Data —

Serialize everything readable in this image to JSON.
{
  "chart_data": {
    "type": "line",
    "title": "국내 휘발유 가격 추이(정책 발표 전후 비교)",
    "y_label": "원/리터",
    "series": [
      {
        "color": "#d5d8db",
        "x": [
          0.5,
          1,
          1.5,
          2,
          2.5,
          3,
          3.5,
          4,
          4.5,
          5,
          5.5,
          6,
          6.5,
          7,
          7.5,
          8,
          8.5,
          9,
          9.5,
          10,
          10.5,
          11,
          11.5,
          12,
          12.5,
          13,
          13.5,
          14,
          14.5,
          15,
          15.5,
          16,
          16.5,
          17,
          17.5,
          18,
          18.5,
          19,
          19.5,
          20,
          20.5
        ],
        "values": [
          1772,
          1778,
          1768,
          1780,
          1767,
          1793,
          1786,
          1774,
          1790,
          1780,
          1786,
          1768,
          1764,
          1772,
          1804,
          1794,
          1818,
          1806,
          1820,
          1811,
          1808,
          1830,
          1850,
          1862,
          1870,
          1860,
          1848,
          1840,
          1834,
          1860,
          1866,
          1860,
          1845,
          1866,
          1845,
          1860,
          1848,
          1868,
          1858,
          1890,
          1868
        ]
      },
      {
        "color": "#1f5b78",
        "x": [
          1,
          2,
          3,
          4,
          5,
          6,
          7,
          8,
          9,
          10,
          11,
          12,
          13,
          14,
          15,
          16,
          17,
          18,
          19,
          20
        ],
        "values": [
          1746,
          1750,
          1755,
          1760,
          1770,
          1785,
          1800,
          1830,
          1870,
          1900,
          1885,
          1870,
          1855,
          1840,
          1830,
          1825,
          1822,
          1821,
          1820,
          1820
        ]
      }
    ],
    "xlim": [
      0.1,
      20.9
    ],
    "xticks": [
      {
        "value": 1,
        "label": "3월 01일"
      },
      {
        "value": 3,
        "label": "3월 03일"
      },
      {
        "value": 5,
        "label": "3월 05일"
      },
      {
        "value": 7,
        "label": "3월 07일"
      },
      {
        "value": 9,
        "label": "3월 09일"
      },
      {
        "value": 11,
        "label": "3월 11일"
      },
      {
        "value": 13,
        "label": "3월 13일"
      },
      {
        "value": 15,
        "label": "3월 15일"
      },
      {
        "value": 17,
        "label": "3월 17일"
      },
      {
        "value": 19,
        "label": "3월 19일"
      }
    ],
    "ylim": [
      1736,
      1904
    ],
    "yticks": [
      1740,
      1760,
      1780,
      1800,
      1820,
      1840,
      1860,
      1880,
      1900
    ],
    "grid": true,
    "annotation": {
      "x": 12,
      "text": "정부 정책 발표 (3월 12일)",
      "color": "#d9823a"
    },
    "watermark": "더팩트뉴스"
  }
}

The exercise —
Report all lines of the data that include the word "color".

Output of the task —
        "color": "#d5d8db",
        "color": "#1f5b78",
      "color": "#d9823a"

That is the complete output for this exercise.